From the listing below, pull out all lines with "para" in them.

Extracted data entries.
-- BEGIN --

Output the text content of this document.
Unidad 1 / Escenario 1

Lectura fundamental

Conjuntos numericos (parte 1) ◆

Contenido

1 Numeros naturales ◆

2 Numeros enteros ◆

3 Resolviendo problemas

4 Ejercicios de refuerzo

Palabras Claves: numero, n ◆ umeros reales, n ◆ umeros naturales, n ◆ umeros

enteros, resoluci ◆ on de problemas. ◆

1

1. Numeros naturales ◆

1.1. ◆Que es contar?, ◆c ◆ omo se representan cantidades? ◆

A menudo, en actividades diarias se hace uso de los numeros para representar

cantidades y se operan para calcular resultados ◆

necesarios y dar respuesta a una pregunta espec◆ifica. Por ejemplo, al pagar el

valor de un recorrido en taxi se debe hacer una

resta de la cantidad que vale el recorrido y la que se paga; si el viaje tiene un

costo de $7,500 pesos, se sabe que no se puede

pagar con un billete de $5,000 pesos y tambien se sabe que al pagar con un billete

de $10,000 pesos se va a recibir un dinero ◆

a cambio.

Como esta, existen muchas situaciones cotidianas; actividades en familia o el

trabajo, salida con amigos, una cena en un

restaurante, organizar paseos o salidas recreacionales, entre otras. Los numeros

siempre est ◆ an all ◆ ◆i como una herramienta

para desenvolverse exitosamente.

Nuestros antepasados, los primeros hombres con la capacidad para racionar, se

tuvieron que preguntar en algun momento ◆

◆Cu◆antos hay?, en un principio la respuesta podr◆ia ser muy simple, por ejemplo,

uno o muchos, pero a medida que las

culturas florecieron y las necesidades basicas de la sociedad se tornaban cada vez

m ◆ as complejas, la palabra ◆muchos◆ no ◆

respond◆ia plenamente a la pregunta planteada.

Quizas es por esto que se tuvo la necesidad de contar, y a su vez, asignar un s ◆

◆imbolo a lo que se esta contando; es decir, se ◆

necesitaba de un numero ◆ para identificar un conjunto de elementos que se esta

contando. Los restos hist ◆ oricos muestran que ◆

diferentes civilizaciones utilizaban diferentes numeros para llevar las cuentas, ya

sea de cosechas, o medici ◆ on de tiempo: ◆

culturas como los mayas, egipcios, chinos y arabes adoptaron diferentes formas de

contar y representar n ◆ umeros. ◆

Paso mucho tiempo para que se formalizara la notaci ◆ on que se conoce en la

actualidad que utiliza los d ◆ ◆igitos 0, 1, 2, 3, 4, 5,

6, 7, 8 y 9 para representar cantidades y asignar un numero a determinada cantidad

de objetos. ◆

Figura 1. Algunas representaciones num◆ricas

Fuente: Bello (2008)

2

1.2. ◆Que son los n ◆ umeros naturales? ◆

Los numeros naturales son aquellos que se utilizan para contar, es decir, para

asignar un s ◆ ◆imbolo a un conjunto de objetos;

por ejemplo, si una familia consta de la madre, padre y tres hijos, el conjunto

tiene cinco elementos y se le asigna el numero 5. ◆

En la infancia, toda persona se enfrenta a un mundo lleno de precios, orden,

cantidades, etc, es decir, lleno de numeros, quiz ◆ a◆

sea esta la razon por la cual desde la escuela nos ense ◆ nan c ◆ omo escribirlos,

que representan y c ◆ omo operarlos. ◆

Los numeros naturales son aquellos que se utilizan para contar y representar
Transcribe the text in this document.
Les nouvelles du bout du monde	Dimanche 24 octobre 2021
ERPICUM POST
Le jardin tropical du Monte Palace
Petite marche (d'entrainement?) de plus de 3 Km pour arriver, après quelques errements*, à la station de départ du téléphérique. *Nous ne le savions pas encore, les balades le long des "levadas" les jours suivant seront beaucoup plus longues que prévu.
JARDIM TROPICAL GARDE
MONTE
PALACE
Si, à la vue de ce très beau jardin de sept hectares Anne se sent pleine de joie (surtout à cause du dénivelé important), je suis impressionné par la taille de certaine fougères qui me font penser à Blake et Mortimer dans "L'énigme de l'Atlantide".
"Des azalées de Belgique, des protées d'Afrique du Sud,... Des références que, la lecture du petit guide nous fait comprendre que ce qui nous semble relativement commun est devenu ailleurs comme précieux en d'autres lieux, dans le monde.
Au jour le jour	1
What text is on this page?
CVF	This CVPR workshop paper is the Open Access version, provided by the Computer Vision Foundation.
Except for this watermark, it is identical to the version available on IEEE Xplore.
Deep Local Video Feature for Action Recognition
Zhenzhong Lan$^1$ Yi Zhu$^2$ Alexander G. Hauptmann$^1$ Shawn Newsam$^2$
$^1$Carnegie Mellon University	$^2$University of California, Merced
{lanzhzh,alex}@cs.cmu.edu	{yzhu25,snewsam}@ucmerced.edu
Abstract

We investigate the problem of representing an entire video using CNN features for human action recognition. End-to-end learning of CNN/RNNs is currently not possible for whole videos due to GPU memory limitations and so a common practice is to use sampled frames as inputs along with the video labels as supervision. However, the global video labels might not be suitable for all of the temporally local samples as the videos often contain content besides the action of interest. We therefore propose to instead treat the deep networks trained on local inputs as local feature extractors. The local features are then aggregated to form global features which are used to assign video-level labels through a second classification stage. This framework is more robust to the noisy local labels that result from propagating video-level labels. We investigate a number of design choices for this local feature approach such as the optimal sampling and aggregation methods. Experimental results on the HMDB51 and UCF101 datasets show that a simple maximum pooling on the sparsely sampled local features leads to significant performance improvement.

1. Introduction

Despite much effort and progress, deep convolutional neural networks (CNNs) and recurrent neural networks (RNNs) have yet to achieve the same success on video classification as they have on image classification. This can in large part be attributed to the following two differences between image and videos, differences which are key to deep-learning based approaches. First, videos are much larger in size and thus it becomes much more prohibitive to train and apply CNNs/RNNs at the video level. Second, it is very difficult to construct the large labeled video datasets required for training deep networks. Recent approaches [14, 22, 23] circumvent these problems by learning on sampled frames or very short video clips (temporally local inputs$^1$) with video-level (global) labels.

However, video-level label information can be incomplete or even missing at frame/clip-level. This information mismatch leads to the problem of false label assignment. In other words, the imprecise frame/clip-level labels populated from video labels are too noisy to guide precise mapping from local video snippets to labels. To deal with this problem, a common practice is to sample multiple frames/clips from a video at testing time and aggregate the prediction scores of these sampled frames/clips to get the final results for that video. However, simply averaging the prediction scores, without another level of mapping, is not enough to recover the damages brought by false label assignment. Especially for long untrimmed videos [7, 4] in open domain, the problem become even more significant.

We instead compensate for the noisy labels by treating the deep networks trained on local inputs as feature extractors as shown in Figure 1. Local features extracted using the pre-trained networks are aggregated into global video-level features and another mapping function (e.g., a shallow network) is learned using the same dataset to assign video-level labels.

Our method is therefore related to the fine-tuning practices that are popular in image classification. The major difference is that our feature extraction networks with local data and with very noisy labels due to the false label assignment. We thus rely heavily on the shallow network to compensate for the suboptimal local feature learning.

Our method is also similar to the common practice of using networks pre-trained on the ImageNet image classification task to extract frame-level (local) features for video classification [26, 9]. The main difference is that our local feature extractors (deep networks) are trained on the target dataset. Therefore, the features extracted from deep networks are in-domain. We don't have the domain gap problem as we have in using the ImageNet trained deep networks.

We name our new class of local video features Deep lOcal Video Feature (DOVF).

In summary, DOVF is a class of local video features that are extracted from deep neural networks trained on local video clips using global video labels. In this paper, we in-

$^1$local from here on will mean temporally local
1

-- END --

Result for this task.
A menudo, en actividades diarias se hace uso de los numeros para representar
cantidades y se operan para calcular resultados ◆
para desenvolverse exitosamente.
Nuestros antepasados, los primeros hombres con la capacidad para racionar, se
necesitaba de un numero ◆ para identificar un conjunto de elementos que se esta
diferentes civilizaciones utilizaban diferentes numeros para llevar las cuentas, ya
Paso mucho tiempo para que se formalizara la notaci ◆ on que se conoce en la
6, 7, 8 y 9 para representar cantidades y asignar un numero a determinada cantidad
Los numeros naturales son aquellos que se utilizan para contar, es decir, para
Los numeros naturales son aquellos que se utilizan para contar y representar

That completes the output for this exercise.